## Listed records

>>

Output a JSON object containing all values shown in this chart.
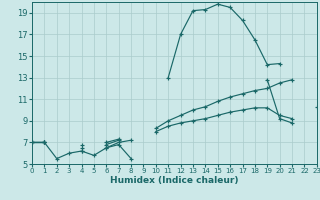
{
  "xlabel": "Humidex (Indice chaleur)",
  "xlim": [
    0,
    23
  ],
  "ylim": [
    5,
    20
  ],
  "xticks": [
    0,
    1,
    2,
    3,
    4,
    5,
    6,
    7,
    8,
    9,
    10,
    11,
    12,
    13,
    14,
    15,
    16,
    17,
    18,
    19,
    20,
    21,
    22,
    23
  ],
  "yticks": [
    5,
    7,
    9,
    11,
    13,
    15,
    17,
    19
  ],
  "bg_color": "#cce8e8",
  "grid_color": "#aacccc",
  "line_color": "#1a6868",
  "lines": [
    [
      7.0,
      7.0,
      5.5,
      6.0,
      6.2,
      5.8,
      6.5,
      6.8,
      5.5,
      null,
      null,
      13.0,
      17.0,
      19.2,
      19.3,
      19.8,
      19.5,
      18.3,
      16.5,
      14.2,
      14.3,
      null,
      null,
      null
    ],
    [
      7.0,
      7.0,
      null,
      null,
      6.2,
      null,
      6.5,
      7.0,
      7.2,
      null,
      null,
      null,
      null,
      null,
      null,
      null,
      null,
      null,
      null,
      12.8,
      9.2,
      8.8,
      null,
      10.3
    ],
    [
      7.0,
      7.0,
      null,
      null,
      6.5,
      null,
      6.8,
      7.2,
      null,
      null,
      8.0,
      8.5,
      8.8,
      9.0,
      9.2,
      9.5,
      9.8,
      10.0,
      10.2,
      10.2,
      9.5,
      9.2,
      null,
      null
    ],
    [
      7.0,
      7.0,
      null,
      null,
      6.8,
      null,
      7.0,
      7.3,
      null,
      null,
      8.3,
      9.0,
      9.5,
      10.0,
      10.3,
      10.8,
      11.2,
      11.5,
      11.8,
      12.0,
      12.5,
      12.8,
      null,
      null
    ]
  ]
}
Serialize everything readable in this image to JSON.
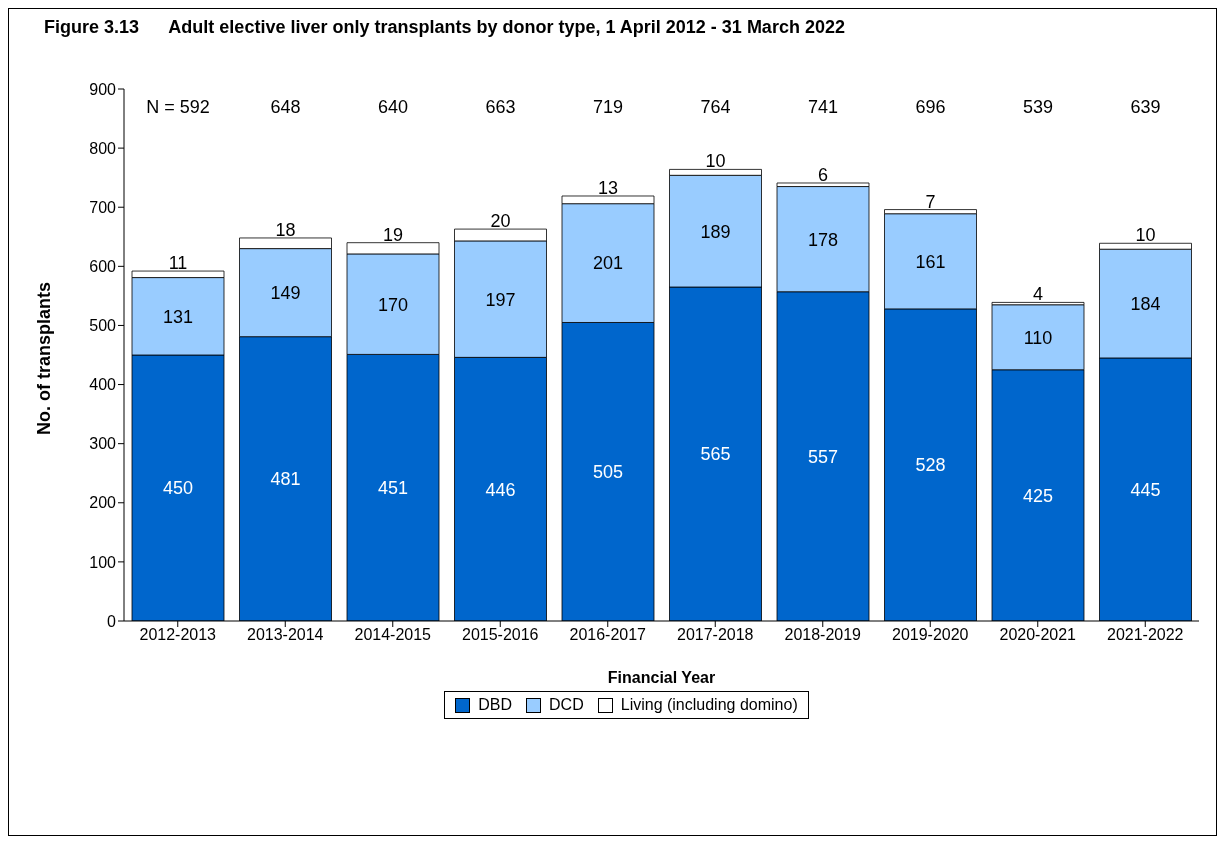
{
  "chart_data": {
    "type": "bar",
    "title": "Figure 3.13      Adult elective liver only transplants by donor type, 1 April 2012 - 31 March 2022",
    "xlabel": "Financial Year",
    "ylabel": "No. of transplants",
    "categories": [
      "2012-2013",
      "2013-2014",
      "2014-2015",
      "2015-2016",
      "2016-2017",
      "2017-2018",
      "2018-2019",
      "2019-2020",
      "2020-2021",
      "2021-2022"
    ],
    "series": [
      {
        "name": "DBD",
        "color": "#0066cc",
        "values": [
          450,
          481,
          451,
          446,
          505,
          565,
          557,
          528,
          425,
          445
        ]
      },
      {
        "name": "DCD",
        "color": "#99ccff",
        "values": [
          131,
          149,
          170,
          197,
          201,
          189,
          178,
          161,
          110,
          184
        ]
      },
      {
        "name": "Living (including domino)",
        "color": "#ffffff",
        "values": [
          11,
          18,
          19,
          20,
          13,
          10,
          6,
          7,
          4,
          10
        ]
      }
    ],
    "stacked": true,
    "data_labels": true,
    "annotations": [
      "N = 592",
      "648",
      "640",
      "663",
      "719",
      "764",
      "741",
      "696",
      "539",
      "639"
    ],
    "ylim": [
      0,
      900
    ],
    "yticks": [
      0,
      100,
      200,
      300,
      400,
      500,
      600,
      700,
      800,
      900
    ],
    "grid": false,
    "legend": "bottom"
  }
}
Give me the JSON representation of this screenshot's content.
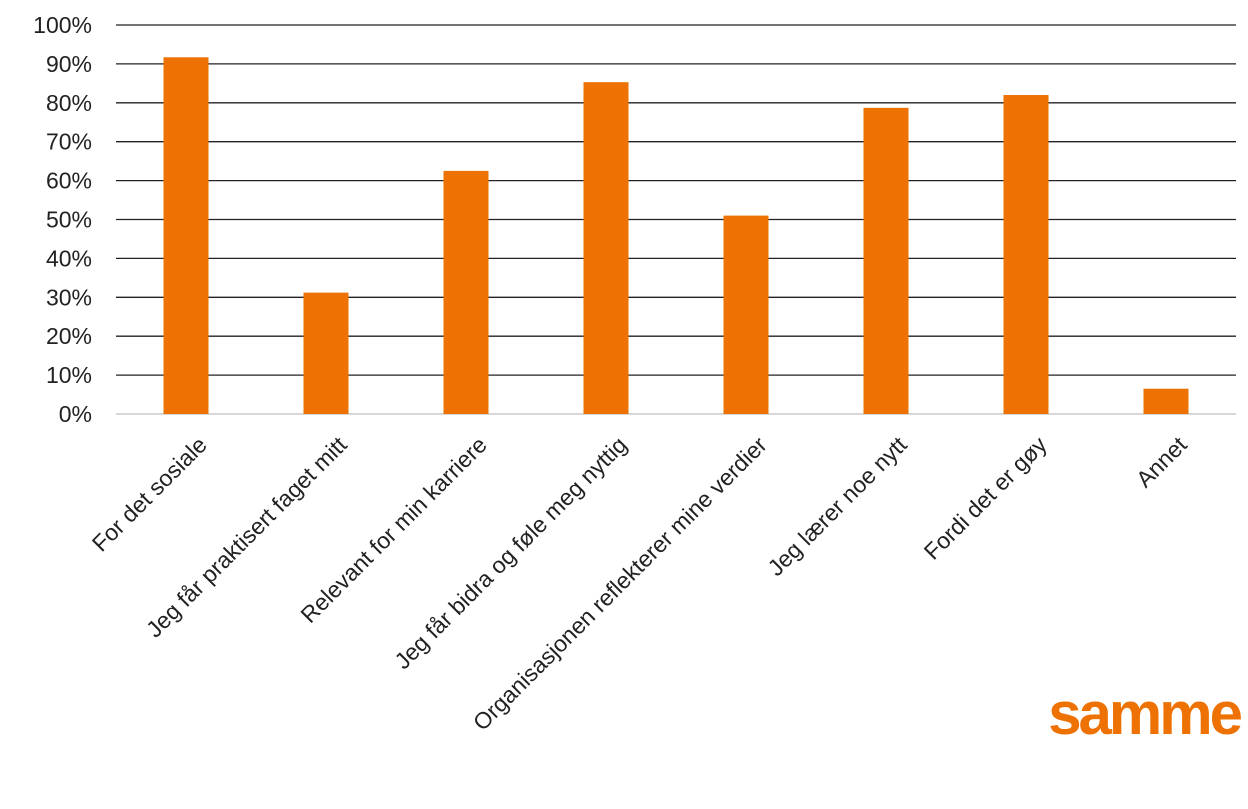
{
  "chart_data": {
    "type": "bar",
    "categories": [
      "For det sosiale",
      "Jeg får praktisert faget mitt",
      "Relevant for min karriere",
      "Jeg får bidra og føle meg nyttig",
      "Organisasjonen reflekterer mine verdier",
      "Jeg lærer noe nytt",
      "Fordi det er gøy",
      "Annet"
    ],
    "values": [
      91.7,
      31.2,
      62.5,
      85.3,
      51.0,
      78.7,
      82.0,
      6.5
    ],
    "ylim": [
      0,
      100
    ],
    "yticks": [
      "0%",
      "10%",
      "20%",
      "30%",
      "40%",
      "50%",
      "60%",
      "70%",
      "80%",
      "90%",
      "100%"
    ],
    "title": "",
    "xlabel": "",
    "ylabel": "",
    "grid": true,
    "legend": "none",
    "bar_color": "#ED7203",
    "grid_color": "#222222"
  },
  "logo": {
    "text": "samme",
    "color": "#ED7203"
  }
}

<<

## What you need to do
Transcribe all the lines above exactly, apart from the pictures.

## Task answer
Output a JSON object containing all values shown in this chart.
{
  "xlabel": "Humidex (Indice chaleur)",
  "xlim": [
    0,
    23
  ],
  "ylim": [
    5,
    20
  ],
  "xticks": [
    0,
    1,
    2,
    3,
    4,
    5,
    6,
    7,
    8,
    9,
    10,
    11,
    12,
    13,
    14,
    15,
    16,
    17,
    18,
    19,
    20,
    21,
    22,
    23
  ],
  "yticks": [
    5,
    7,
    9,
    11,
    13,
    15,
    17,
    19
  ],
  "bg_color": "#cce8e8",
  "grid_color": "#aacccc",
  "line_color": "#1a6868",
  "lines": [
    [
      7.0,
      7.0,
      5.5,
      6.0,
      6.2,
      5.8,
      6.5,
      6.8,
      5.5,
      null,
      null,
      13.0,
      17.0,
      19.2,
      19.3,
      19.8,
      19.5,
      18.3,
      16.5,
      14.2,
      14.3,
      null,
      null,
      null
    ],
    [
      7.0,
      7.0,
      null,
      null,
      6.2,
      null,
      6.5,
      7.0,
      7.2,
      null,
      null,
      null,
      null,
      null,
      null,
      null,
      null,
      null,
      null,
      12.8,
      9.2,
      8.8,
      null,
      10.3
    ],
    [
      7.0,
      7.0,
      null,
      null,
      6.5,
      null,
      6.8,
      7.2,
      null,
      null,
      8.0,
      8.5,
      8.8,
      9.0,
      9.2,
      9.5,
      9.8,
      10.0,
      10.2,
      10.2,
      9.5,
      9.2,
      null,
      null
    ],
    [
      7.0,
      7.0,
      null,
      null,
      6.8,
      null,
      7.0,
      7.3,
      null,
      null,
      8.3,
      9.0,
      9.5,
      10.0,
      10.3,
      10.8,
      11.2,
      11.5,
      11.8,
      12.0,
      12.5,
      12.8,
      null,
      null
    ]
  ]
}
Serialize everything readable in this image to JSON.
{
  "chart_data": {
    "type": "bar",
    "title": "Figure 3.13      Adult elective liver only transplants by donor type, 1 April 2012 - 31 March 2022",
    "xlabel": "Financial Year",
    "ylabel": "No. of transplants",
    "categories": [
      "2012-2013",
      "2013-2014",
      "2014-2015",
      "2015-2016",
      "2016-2017",
      "2017-2018",
      "2018-2019",
      "2019-2020",
      "2020-2021",
      "2021-2022"
    ],
    "series": [
      {
        "name": "DBD",
        "color": "#0066cc",
        "values": [
          450,
          481,
          451,
          446,
          505,
          565,
          557,
          528,
          425,
          445
        ]
      },
      {
        "name": "DCD",
        "color": "#99ccff",
        "values": [
          131,
          149,
          170,
          197,
          201,
          189,
          178,
          161,
          110,
          184
        ]
      },
      {
        "name": "Living (including domino)",
        "color": "#ffffff",
        "values": [
          11,
          18,
          19,
          20,
          13,
          10,
          6,
          7,
          4,
          10
        ]
      }
    ],
    "stacked": true,
    "data_labels": true,
    "annotations": [
      "N = 592",
      "648",
      "640",
      "663",
      "719",
      "764",
      "741",
      "696",
      "539",
      "639"
    ],
    "ylim": [
      0,
      900
    ],
    "yticks": [
      0,
      100,
      200,
      300,
      400,
      500,
      600,
      700,
      800,
      900
    ],
    "grid": false,
    "legend": "bottom"
  }
}
Give me the JSON representation of this screenshot's content.
{
  "chart_data": {
    "type": "bar",
    "categories": [
      "For det sosiale",
      "Jeg får praktisert faget mitt",
      "Relevant for min karriere",
      "Jeg får bidra og føle meg nyttig",
      "Organisasjonen reflekterer mine verdier",
      "Jeg lærer noe nytt",
      "Fordi det er gøy",
      "Annet"
    ],
    "values": [
      91.7,
      31.2,
      62.5,
      85.3,
      51.0,
      78.7,
      82.0,
      6.5
    ],
    "ylim": [
      0,
      100
    ],
    "yticks": [
      "0%",
      "10%",
      "20%",
      "30%",
      "40%",
      "50%",
      "60%",
      "70%",
      "80%",
      "90%",
      "100%"
    ],
    "title": "",
    "xlabel": "",
    "ylabel": "",
    "grid": true,
    "legend": "none",
    "bar_color": "#ED7203",
    "grid_color": "#222222"
  },
  "logo": {
    "text": "samme",
    "color": "#ED7203"
  }
}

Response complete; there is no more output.